(Stored records)
# # # #

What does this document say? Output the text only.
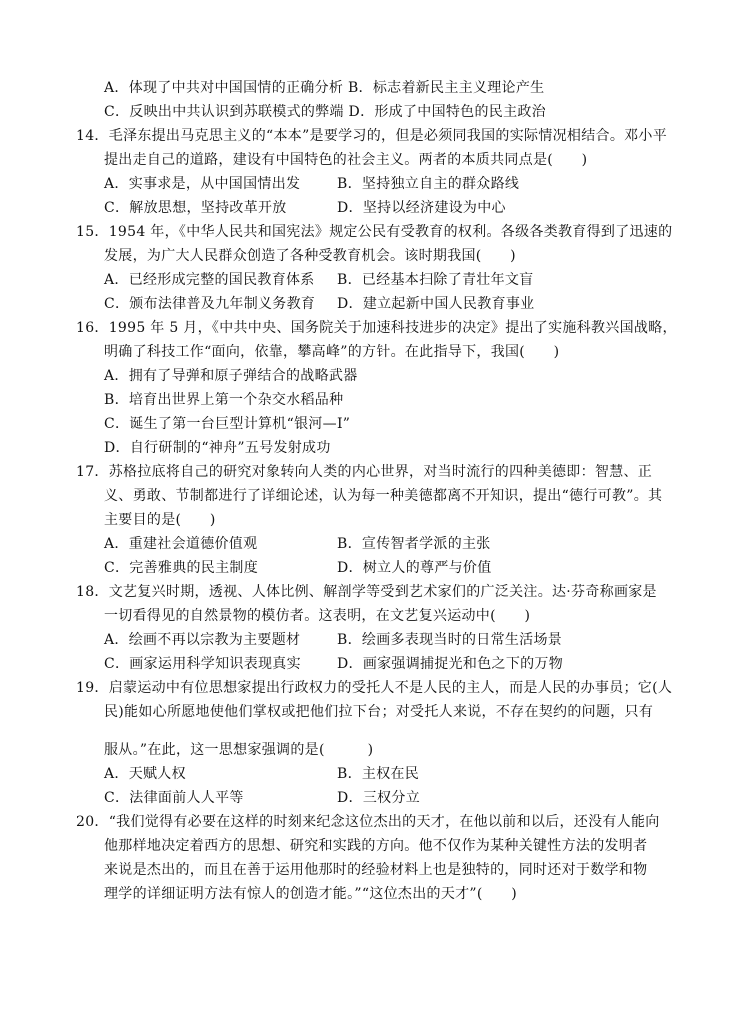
A．体现了中共对中国国情的正确分析 B．标志着新民主主义理论产生
C．反映出中共认识到苏联模式的弊端 D．形成了中国特色的民主政治
14．毛泽东提出马克思主义的“本本”是要学习的，但是必须同我国的实际情况相结合。邓小平
提出走自己的道路，建设有中国特色的社会主义。两者的本质共同点是(　　)
A．实事求是，从中国国情出发	B．坚持独立自主的群众路线
C．解放思想，坚持改革开放	D．坚持以经济建设为中心
15．1954 年，《中华人民共和国宪法》规定公民有受教育的权利。各级各类教育得到了迅速的
发展，为广大人民群众创造了各种受教育机会。该时期我国(　　)
A．已经形成完整的国民教育体系 B．已经基本扫除了青壮年文盲
C．颁布法律普及九年制义务教育 D．建立起新中国人民教育事业
16．1995 年 5 月，《中共中央、国务院关于加速科技进步的决定》提出了实施科教兴国战略，
明确了科技工作“面向，依靠，攀高峰”的方针。在此指导下，我国(　　)
A．拥有了导弹和原子弹结合的战略武器
B．培育出世界上第一个杂交水稻品种
C．诞生了第一台巨型计算机“银河—Ⅰ”
D．自行研制的“神舟”五号发射成功
17．苏格拉底将自己的研究对象转向人类的内心世界，对当时流行的四种美德即：智慧、正
义、勇敢、节制都进行了详细论述，认为每一种美德都离不开知识，提出“德行可教”。其
主要目的是(　　)
A．重建社会道德价值观	B．宣传智者学派的主张
C．完善雅典的民主制度	D．树立人的尊严与价值
18．文艺复兴时期，透视、人体比例、解剖学等受到艺术家们的广泛关注。达·芬奇称画家是
一切看得见的自然景物的模仿者。这表明，在文艺复兴运动中(　　)
A．绘画不再以宗教为主要题材	B．绘画多表现当时的日常生活场景
C．画家运用科学知识表现真实	D．画家强调捕捉光和色之下的万物
19．启蒙运动中有位思想家提出行政权力的受托人不是人民的主人，而是人民的办事员；它(人
民)能如心所愿地使他们掌权或把他们拉下台；对受托人来说，不存在契约的问题，只有
服从。”在此，这一思想家强调的是(　　　)
A．天赋人权	B．主权在民
C．法律面前人人平等	D．三权分立
20．“我们觉得有必要在这样的时刻来纪念这位杰出的天才，在他以前和以后，还没有人能向
他那样地决定着西方的思想、研究和实践的方向。他不仅作为某种关键性方法的发明者
来说是杰出的，而且在善于运用他那时的经验材料上也是独特的，同时还对于数学和物
理学的详细证明方法有惊人的创造才能。”“这位杰出的天才”(　　)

# # # #

PROBLEM TO WORK ON: Every record must be copied exactly, with images dropped from the result.

REPLY:
What does this document say? Output the text only.
A．体现了中共对中国国情的正确分析 B．标志着新民主主义理论产生
C．反映出中共认识到苏联模式的弊端 D．形成了中国特色的民主政治
14．毛泽东提出马克思主义的“本本”是要学习的，但是必须同我国的实际情况相结合。邓小平
提出走自己的道路，建设有中国特色的社会主义。两者的本质共同点是(　　)
A．实事求是，从中国国情出发	B．坚持独立自主的群众路线
C．解放思想，坚持改革开放	D．坚持以经济建设为中心
15．1954 年，《中华人民共和国宪法》规定公民有受教育的权利。各级各类教育得到了迅速的
发展，为广大人民群众创造了各种受教育机会。该时期我国(　　)
A．已经形成完整的国民教育体系 B．已经基本扫除了青壮年文盲
C．颁布法律普及九年制义务教育 D．建立起新中国人民教育事业
16．1995 年 5 月，《中共中央、国务院关于加速科技进步的决定》提出了实施科教兴国战略，
明确了科技工作“面向，依靠，攀高峰”的方针。在此指导下，我国(　　)
A．拥有了导弹和原子弹结合的战略武器
B．培育出世界上第一个杂交水稻品种
C．诞生了第一台巨型计算机“银河—Ⅰ”
D．自行研制的“神舟”五号发射成功
17．苏格拉底将自己的研究对象转向人类的内心世界，对当时流行的四种美德即：智慧、正
义、勇敢、节制都进行了详细论述，认为每一种美德都离不开知识，提出“德行可教”。其
主要目的是(　　)
A．重建社会道德价值观	B．宣传智者学派的主张
C．完善雅典的民主制度	D．树立人的尊严与价值
18．文艺复兴时期，透视、人体比例、解剖学等受到艺术家们的广泛关注。达·芬奇称画家是
一切看得见的自然景物的模仿者。这表明，在文艺复兴运动中(　　)
A．绘画不再以宗教为主要题材	B．绘画多表现当时的日常生活场景
C．画家运用科学知识表现真实	D．画家强调捕捉光和色之下的万物
19．启蒙运动中有位思想家提出行政权力的受托人不是人民的主人，而是人民的办事员；它(人
民)能如心所愿地使他们掌权或把他们拉下台；对受托人来说，不存在契约的问题，只有
服从。”在此，这一思想家强调的是(　　　)
A．天赋人权	B．主权在民
C．法律面前人人平等	D．三权分立
20．“我们觉得有必要在这样的时刻来纪念这位杰出的天才，在他以前和以后，还没有人能向
他那样地决定着西方的思想、研究和实践的方向。他不仅作为某种关键性方法的发明者
来说是杰出的，而且在善于运用他那时的经验材料上也是独特的，同时还对于数学和物
理学的详细证明方法有惊人的创造才能。”“这位杰出的天才”(　　)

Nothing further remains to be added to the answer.